[Recorded data]
=== Section Start ===

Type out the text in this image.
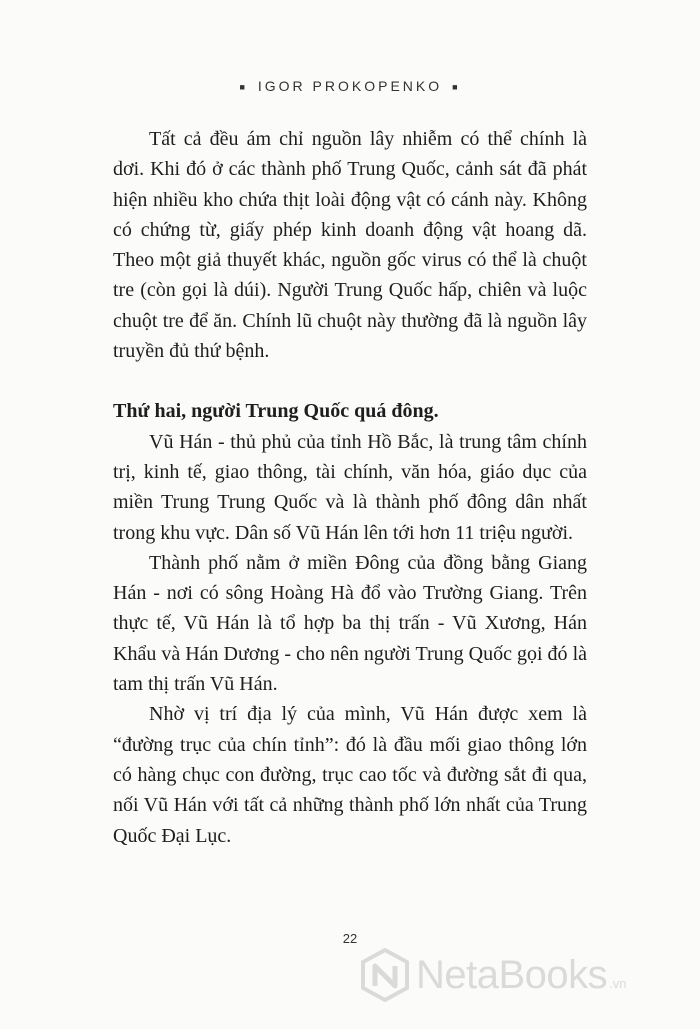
■ IGOR PROKOPENKO ■

Tất cả đều ám chỉ nguồn lây nhiễm có thể chính là dơi. Khi đó ở các thành phố Trung Quốc, cảnh sát đã phát hiện nhiều kho chứa thịt loài động vật có cánh này. Không có chứng từ, giấy phép kinh doanh động vật hoang dã. Theo một giả thuyết khác, nguồn gốc virus có thể là chuột tre (còn gọi là dúi). Người Trung Quốc hấp, chiên và luộc chuột tre để ăn. Chính lũ chuột này thường đã là nguồn lây truyền đủ thứ bệnh.

Thứ hai, người Trung Quốc quá đông.

Vũ Hán - thủ phủ của tỉnh Hồ Bắc, là trung tâm chính trị, kinh tế, giao thông, tài chính, văn hóa, giáo dục của miền Trung Trung Quốc và là thành phố đông dân nhất trong khu vực. Dân số Vũ Hán lên tới hơn 11 triệu người.

Thành phố nằm ở miền Đông của đồng bằng Giang Hán - nơi có sông Hoàng Hà đổ vào Trường Giang. Trên thực tế, Vũ Hán là tổ hợp ba thị trấn - Vũ Xương, Hán Khẩu và Hán Dương - cho nên người Trung Quốc gọi đó là tam thị trấn Vũ Hán.

Nhờ vị trí địa lý của mình, Vũ Hán được xem là “đường trục của chín tỉnh”: đó là đầu mối giao thông lớn có hàng chục con đường, trục cao tốc và đường sắt đi qua, nối Vũ Hán với tất cả những thành phố lớn nhất của Trung Quốc Đại Lục.

22
NetaBooks .vn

=== Section End ===

### [Required work]
The records above should be returned word for word, with every picture left out.

### [Task output]
Type out the text in this image.
■ IGOR PROKOPENKO ■

Tất cả đều ám chỉ nguồn lây nhiễm có thể chính là dơi. Khi đó ở các thành phố Trung Quốc, cảnh sát đã phát hiện nhiều kho chứa thịt loài động vật có cánh này. Không có chứng từ, giấy phép kinh doanh động vật hoang dã. Theo một giả thuyết khác, nguồn gốc virus có thể là chuột tre (còn gọi là dúi). Người Trung Quốc hấp, chiên và luộc chuột tre để ăn. Chính lũ chuột này thường đã là nguồn lây truyền đủ thứ bệnh.

Thứ hai, người Trung Quốc quá đông.

Vũ Hán - thủ phủ của tỉnh Hồ Bắc, là trung tâm chính trị, kinh tế, giao thông, tài chính, văn hóa, giáo dục của miền Trung Trung Quốc và là thành phố đông dân nhất trong khu vực. Dân số Vũ Hán lên tới hơn 11 triệu người.

Thành phố nằm ở miền Đông của đồng bằng Giang Hán - nơi có sông Hoàng Hà đổ vào Trường Giang. Trên thực tế, Vũ Hán là tổ hợp ba thị trấn - Vũ Xương, Hán Khẩu và Hán Dương - cho nên người Trung Quốc gọi đó là tam thị trấn Vũ Hán.

Nhờ vị trí địa lý của mình, Vũ Hán được xem là “đường trục của chín tỉnh”: đó là đầu mối giao thông lớn có hàng chục con đường, trục cao tốc và đường sắt đi qua, nối Vũ Hán với tất cả những thành phố lớn nhất của Trung Quốc Đại Lục.

22
NetaBooks .vn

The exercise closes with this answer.